SET EXERCISE:
Would you retype all of these records exactly?
--------------------------------
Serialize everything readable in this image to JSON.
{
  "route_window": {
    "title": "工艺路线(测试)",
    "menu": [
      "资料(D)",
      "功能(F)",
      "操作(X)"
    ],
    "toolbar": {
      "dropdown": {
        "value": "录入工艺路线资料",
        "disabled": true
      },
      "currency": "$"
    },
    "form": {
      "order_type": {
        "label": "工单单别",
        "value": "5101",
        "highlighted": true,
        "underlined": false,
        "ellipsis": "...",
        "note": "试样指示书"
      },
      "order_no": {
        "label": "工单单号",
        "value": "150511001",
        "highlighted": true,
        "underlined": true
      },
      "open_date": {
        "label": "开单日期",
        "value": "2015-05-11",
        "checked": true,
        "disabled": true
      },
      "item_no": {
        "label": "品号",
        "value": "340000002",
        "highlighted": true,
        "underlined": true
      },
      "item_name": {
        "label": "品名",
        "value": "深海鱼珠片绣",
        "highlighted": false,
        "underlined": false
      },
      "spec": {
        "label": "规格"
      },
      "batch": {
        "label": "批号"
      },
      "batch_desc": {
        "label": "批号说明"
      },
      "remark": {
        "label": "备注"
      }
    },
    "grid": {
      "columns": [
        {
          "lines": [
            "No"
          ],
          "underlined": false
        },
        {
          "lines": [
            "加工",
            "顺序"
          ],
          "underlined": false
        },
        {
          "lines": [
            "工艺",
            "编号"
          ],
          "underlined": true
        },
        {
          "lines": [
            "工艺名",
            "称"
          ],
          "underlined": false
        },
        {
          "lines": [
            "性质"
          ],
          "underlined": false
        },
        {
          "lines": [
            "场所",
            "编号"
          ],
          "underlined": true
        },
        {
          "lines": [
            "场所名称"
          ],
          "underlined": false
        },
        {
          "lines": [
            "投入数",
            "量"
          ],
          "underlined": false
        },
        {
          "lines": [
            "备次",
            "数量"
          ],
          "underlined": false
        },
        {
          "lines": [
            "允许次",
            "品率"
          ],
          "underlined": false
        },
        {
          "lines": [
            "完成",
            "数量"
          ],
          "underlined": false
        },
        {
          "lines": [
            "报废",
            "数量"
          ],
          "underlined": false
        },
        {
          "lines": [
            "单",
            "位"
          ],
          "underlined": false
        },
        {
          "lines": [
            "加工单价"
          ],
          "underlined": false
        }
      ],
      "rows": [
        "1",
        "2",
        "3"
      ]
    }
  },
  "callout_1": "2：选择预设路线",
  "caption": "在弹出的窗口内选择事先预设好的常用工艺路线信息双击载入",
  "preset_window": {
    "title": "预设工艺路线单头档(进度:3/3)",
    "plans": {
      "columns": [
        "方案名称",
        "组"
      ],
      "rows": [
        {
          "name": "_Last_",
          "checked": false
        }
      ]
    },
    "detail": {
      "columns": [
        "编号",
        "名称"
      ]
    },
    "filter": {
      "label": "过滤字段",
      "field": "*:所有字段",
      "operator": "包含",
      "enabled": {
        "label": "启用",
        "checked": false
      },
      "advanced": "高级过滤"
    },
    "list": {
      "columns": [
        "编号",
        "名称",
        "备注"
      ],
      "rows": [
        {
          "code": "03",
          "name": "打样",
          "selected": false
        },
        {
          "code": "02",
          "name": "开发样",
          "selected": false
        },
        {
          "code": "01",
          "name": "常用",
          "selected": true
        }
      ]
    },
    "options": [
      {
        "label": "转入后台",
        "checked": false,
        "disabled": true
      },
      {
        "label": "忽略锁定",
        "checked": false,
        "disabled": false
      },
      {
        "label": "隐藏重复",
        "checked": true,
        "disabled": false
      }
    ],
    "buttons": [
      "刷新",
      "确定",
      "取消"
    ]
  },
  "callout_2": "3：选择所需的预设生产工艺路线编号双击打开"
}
--------------------------------
RESULT:
Serialize everything readable in this image to JSON.
{
  "route_window": {
    "title": "工艺路线(测试)",
    "menu": [
      "资料(D)",
      "功能(F)",
      "操作(X)"
    ],
    "toolbar": {
      "dropdown": {
        "value": "录入工艺路线资料",
        "disabled": true
      },
      "currency": "$"
    },
    "form": {
      "order_type": {
        "label": "工单单别",
        "value": "5101",
        "highlighted": true,
        "underlined": false,
        "ellipsis": "...",
        "note": "试样指示书"
      },
      "order_no": {
        "label": "工单单号",
        "value": "150511001",
        "highlighted": true,
        "underlined": true
      },
      "open_date": {
        "label": "开单日期",
        "value": "2015-05-11",
        "checked": true,
        "disabled": true
      },
      "item_no": {
        "label": "品号",
        "value": "340000002",
        "highlighted": true,
        "underlined": true
      },
      "item_name": {
        "label": "品名",
        "value": "深海鱼珠片绣",
        "highlighted": false,
        "underlined": false
      },
      "spec": {
        "label": "规格"
      },
      "batch": {
        "label": "批号"
      },
      "batch_desc": {
        "label": "批号说明"
      },
      "remark": {
        "label": "备注"
      }
    },
    "grid": {
      "columns": [
        {
          "lines": [
            "No"
          ],
          "underlined": false
        },
        {
          "lines": [
            "加工",
            "顺序"
          ],
          "underlined": false
        },
        {
          "lines": [
            "工艺",
            "编号"
          ],
          "underlined": true
        },
        {
          "lines": [
            "工艺名",
            "称"
          ],
          "underlined": false
        },
        {
          "lines": [
            "性质"
          ],
          "underlined": false
        },
        {
          "lines": [
            "场所",
            "编号"
          ],
          "underlined": true
        },
        {
          "lines": [
            "场所名称"
          ],
          "underlined": false
        },
        {
          "lines": [
            "投入数",
            "量"
          ],
          "underlined": false
        },
        {
          "lines": [
            "备次",
            "数量"
          ],
          "underlined": false
        },
        {
          "lines": [
            "允许次",
            "品率"
          ],
          "underlined": false
        },
        {
          "lines": [
            "完成",
            "数量"
          ],
          "underlined": false
        },
        {
          "lines": [
            "报废",
            "数量"
          ],
          "underlined": false
        },
        {
          "lines": [
            "单",
            "位"
          ],
          "underlined": false
        },
        {
          "lines": [
            "加工单价"
          ],
          "underlined": false
        }
      ],
      "rows": [
        "1",
        "2",
        "3"
      ]
    }
  },
  "callout_1": "2：选择预设路线",
  "caption": "在弹出的窗口内选择事先预设好的常用工艺路线信息双击载入",
  "preset_window": {
    "title": "预设工艺路线单头档(进度:3/3)",
    "plans": {
      "columns": [
        "方案名称",
        "组"
      ],
      "rows": [
        {
          "name": "_Last_",
          "checked": false
        }
      ]
    },
    "detail": {
      "columns": [
        "编号",
        "名称"
      ]
    },
    "filter": {
      "label": "过滤字段",
      "field": "*:所有字段",
      "operator": "包含",
      "enabled": {
        "label": "启用",
        "checked": false
      },
      "advanced": "高级过滤"
    },
    "list": {
      "columns": [
        "编号",
        "名称",
        "备注"
      ],
      "rows": [
        {
          "code": "03",
          "name": "打样",
          "selected": false
        },
        {
          "code": "02",
          "name": "开发样",
          "selected": false
        },
        {
          "code": "01",
          "name": "常用",
          "selected": true
        }
      ]
    },
    "options": [
      {
        "label": "转入后台",
        "checked": false,
        "disabled": true
      },
      {
        "label": "忽略锁定",
        "checked": false,
        "disabled": false
      },
      {
        "label": "隐藏重复",
        "checked": true,
        "disabled": false
      }
    ],
    "buttons": [
      "刷新",
      "确定",
      "取消"
    ]
  },
  "callout_2": "3：选择所需的预设生产工艺路线编号双击打开"
}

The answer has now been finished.